▸ Material for the task

— START —

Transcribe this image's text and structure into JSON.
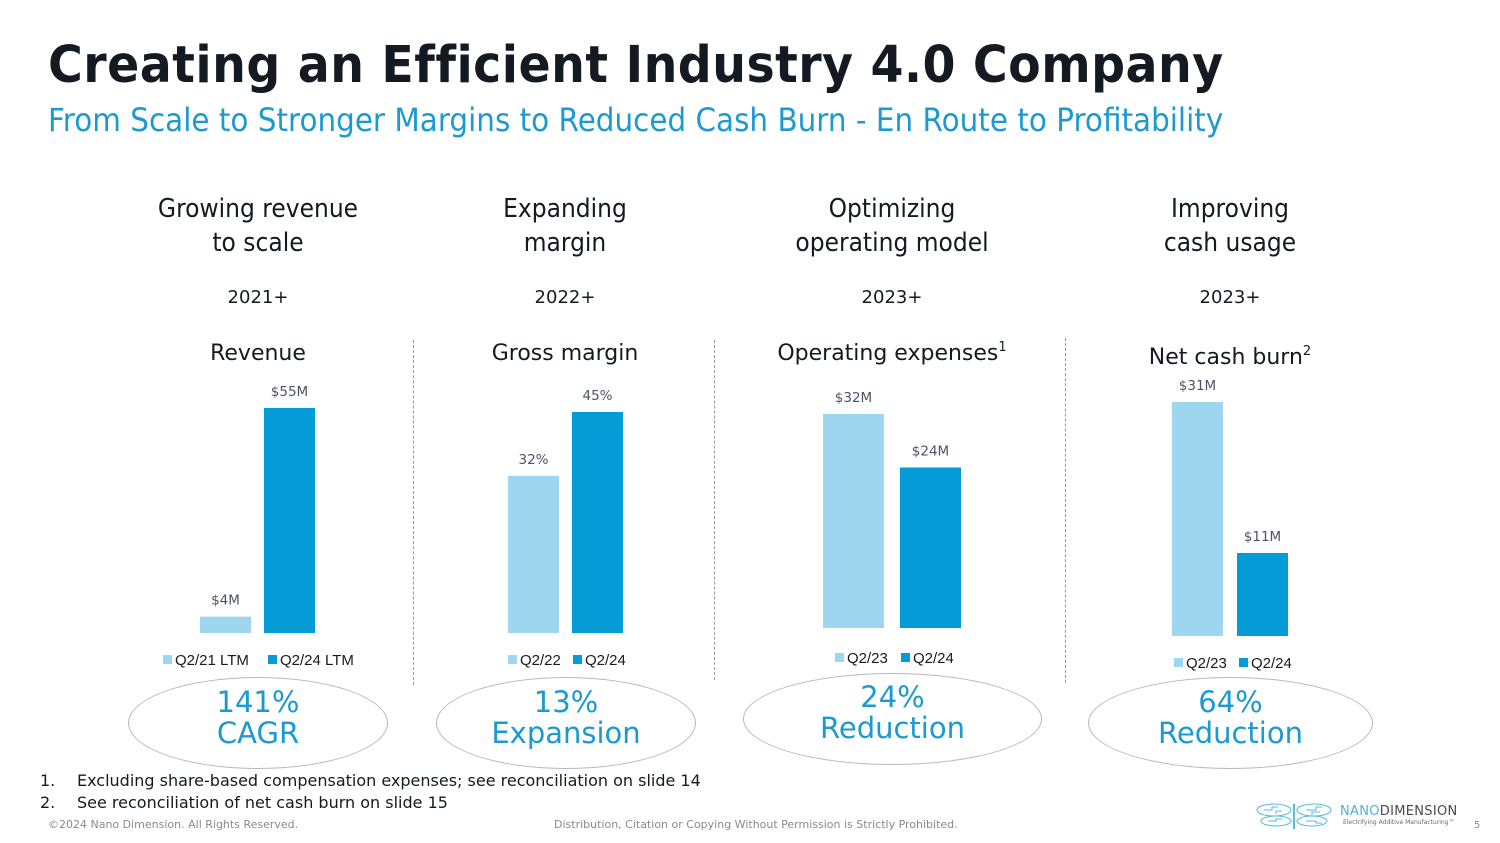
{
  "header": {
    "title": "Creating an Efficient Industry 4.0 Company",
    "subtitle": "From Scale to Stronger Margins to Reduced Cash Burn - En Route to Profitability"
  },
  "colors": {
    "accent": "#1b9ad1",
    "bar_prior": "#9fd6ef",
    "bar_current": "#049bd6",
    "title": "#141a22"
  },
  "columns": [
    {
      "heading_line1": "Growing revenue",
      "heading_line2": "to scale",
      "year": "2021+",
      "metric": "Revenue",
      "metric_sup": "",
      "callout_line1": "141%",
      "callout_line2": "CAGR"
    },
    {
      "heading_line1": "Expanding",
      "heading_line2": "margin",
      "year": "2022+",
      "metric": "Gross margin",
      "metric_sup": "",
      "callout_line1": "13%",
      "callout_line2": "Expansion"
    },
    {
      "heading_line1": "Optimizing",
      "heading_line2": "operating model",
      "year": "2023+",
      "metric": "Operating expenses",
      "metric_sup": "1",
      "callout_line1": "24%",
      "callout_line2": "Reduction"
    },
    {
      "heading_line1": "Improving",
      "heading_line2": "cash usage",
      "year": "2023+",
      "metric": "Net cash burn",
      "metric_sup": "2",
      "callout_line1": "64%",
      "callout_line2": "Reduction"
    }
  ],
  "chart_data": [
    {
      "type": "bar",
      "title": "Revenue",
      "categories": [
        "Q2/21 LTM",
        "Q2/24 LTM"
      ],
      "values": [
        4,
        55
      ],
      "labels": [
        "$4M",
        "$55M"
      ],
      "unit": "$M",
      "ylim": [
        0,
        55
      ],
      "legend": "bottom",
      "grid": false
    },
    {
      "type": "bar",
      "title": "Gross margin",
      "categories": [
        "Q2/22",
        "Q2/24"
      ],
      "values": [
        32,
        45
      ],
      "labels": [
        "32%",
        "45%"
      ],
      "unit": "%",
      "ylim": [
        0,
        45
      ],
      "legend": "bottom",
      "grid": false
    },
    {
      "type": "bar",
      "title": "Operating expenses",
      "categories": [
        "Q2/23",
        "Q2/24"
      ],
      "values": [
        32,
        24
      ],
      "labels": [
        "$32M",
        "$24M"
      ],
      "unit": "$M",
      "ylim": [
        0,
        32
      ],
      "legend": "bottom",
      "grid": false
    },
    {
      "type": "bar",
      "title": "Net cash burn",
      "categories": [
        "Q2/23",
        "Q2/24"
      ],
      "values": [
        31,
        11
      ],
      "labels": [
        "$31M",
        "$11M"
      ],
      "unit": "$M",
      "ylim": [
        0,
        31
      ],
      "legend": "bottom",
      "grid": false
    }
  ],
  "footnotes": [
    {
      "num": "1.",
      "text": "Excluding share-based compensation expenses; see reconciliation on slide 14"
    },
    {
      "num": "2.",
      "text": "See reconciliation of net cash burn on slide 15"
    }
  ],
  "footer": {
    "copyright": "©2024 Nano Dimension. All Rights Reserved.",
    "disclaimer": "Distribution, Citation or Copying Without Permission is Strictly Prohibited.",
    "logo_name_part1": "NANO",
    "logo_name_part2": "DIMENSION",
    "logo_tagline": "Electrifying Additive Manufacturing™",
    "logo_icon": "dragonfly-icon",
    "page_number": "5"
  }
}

— END —
— START —

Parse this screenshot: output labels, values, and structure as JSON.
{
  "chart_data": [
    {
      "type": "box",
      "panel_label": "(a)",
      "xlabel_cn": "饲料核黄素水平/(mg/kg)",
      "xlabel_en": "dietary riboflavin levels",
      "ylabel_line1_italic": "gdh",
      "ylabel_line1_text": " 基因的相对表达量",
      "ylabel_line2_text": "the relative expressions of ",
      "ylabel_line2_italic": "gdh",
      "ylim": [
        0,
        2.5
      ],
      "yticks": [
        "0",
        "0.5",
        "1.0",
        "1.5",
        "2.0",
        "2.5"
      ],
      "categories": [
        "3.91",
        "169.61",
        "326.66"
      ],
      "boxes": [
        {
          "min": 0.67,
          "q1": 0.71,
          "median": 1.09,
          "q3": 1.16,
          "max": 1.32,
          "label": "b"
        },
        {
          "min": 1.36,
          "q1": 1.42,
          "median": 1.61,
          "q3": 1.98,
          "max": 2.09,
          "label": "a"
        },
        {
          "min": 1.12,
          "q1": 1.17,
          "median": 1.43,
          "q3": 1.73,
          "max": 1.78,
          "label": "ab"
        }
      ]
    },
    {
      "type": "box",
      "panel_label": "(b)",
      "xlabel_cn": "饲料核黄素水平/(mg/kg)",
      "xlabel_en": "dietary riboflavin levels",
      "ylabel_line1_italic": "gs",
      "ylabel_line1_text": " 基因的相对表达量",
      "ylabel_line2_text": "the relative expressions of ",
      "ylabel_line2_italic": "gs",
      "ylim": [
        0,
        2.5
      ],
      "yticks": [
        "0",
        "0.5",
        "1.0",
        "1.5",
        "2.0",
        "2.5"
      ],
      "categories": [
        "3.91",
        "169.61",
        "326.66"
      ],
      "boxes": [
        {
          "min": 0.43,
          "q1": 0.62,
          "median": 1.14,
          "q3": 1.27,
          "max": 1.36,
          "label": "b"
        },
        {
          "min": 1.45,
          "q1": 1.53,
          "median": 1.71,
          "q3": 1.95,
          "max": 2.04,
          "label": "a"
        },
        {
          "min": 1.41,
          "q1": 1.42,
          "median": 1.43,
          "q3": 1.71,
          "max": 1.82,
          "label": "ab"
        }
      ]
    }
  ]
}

— END —
— START —

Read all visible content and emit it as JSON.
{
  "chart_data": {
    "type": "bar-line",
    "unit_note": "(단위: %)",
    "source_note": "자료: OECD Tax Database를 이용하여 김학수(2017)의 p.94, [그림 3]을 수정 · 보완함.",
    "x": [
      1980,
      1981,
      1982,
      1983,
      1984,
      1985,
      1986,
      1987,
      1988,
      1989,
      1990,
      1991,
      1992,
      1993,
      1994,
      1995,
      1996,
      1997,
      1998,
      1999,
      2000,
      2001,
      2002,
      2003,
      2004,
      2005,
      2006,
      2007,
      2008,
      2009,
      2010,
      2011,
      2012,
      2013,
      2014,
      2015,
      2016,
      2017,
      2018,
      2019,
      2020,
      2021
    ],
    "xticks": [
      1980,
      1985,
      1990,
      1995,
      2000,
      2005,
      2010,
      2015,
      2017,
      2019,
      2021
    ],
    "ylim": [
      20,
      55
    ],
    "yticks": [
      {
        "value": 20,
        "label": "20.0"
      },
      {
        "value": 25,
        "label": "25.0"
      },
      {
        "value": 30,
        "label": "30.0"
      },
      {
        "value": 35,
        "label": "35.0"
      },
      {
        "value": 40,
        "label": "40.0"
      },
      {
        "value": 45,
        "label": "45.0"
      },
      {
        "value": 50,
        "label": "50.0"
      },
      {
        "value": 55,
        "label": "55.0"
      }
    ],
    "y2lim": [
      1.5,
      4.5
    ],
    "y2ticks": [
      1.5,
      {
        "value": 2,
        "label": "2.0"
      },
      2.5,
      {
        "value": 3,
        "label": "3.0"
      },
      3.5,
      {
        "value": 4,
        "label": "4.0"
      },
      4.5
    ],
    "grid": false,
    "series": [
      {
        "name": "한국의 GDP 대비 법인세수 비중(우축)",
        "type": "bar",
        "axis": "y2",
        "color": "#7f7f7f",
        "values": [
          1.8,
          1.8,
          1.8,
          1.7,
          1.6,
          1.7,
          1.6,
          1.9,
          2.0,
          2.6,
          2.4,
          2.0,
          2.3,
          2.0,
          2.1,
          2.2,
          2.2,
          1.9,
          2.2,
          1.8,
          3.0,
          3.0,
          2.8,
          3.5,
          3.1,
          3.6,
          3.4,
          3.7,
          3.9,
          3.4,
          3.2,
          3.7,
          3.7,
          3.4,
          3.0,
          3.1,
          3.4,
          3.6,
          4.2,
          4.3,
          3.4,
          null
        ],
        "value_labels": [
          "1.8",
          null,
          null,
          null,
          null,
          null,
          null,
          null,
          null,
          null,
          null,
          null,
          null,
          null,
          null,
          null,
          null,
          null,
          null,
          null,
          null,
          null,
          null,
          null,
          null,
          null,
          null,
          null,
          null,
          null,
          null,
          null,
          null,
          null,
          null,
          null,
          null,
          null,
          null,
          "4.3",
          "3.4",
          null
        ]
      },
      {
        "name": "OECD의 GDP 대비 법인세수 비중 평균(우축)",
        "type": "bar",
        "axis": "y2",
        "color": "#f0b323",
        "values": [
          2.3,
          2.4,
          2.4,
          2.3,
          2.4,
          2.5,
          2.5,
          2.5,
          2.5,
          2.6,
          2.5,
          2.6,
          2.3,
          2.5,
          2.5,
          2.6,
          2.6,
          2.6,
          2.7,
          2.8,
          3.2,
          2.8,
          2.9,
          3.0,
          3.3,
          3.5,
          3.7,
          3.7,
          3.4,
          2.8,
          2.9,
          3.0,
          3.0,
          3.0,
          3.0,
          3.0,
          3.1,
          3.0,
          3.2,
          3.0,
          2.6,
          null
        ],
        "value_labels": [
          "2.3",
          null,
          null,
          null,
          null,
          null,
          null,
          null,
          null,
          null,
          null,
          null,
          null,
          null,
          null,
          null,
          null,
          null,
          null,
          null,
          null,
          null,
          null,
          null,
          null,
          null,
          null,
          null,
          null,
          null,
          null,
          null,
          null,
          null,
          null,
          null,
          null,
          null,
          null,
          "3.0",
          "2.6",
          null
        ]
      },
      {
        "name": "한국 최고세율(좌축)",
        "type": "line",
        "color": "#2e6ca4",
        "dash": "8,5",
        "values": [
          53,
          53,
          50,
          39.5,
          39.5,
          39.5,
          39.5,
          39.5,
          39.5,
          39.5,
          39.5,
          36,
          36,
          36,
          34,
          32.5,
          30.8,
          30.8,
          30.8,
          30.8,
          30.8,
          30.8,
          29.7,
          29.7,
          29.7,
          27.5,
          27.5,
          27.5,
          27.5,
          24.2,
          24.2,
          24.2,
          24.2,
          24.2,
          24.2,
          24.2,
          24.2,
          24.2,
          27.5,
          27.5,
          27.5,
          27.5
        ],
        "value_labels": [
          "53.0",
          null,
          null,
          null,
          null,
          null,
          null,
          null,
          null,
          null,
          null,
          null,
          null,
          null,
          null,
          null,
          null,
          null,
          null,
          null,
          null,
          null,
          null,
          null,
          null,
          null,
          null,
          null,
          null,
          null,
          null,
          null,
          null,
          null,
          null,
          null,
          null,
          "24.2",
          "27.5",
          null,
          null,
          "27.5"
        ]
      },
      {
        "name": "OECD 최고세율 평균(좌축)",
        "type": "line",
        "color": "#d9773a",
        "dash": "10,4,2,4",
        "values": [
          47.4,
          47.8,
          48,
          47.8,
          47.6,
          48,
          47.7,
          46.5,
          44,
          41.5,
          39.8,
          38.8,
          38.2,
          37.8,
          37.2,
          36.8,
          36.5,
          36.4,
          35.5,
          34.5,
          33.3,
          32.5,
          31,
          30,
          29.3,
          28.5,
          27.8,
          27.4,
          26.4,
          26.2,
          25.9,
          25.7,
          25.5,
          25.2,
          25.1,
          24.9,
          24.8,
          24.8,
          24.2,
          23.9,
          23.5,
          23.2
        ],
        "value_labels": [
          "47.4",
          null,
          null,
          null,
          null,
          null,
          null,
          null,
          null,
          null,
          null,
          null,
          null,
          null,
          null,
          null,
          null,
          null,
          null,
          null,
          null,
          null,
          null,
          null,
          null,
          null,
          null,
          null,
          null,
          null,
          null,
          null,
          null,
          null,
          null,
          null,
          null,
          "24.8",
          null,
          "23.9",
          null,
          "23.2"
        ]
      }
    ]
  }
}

— END —

▸ Problem statement
Return all lines of the material above in which the word "year" occurs.

▸ Problem solution
      "year": "2021+",
      "year": "2022+",
      "year": "2023+",
      "year": "2023+",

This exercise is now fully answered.